## PROBLEM TO WORK ON
Go through the data below. List every line that holds the word "field".

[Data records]
►

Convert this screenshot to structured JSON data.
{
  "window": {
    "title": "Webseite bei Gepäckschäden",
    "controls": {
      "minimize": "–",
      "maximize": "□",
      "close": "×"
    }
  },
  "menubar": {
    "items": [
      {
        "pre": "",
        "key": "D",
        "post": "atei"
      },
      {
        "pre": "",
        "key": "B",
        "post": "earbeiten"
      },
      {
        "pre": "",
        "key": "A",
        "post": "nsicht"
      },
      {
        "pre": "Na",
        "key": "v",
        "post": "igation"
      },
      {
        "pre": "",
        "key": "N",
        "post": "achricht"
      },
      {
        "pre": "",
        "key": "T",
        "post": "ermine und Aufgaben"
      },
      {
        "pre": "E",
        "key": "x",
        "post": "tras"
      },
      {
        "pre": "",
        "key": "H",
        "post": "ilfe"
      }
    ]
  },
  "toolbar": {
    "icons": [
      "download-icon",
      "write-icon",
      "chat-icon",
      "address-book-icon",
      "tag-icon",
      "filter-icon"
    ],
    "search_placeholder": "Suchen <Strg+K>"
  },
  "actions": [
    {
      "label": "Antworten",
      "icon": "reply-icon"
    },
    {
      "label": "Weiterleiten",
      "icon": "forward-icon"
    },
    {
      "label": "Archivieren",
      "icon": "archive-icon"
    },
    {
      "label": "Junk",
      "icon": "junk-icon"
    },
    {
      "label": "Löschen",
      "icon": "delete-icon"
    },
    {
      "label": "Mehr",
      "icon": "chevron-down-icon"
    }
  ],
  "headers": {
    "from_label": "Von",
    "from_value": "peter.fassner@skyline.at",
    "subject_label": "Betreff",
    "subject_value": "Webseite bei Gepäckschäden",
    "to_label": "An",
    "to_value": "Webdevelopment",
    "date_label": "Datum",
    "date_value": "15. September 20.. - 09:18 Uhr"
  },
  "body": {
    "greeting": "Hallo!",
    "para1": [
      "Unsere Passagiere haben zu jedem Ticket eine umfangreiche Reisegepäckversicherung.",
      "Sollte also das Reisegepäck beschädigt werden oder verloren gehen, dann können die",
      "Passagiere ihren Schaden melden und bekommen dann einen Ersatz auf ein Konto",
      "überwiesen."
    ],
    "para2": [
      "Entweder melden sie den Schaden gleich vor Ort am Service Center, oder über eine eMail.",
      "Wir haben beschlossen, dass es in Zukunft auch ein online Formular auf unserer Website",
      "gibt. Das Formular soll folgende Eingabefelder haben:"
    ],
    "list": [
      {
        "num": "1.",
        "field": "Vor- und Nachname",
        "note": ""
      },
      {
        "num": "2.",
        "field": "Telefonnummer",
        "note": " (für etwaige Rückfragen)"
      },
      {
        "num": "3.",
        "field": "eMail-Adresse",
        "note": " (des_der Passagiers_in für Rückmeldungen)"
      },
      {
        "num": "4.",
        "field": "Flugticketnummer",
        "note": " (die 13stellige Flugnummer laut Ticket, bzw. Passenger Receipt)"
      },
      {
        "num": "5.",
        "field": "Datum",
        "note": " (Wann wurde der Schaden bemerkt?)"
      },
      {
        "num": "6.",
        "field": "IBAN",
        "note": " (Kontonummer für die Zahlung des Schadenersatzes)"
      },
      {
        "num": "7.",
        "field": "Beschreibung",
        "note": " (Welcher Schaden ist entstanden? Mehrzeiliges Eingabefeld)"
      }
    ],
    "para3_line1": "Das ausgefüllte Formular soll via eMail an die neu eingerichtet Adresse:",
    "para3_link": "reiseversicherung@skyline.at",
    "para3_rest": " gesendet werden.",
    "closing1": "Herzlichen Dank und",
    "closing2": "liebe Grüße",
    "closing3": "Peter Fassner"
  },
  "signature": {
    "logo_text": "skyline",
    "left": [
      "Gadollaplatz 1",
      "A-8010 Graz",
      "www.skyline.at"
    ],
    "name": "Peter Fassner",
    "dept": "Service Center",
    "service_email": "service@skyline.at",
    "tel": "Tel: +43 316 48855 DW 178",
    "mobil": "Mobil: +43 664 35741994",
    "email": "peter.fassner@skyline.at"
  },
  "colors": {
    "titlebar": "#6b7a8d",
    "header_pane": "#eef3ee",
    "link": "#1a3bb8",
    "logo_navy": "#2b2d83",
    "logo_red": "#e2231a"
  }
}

◄

## OUTPUT FOR THIS TASK
        "field": "Vor- und Nachname",
        "field": "Telefonnummer",
        "field": "eMail-Adresse",
        "field": "Flugticketnummer",
        "field": "Datum",
        "field": "IBAN",
        "field": "Beschreibung",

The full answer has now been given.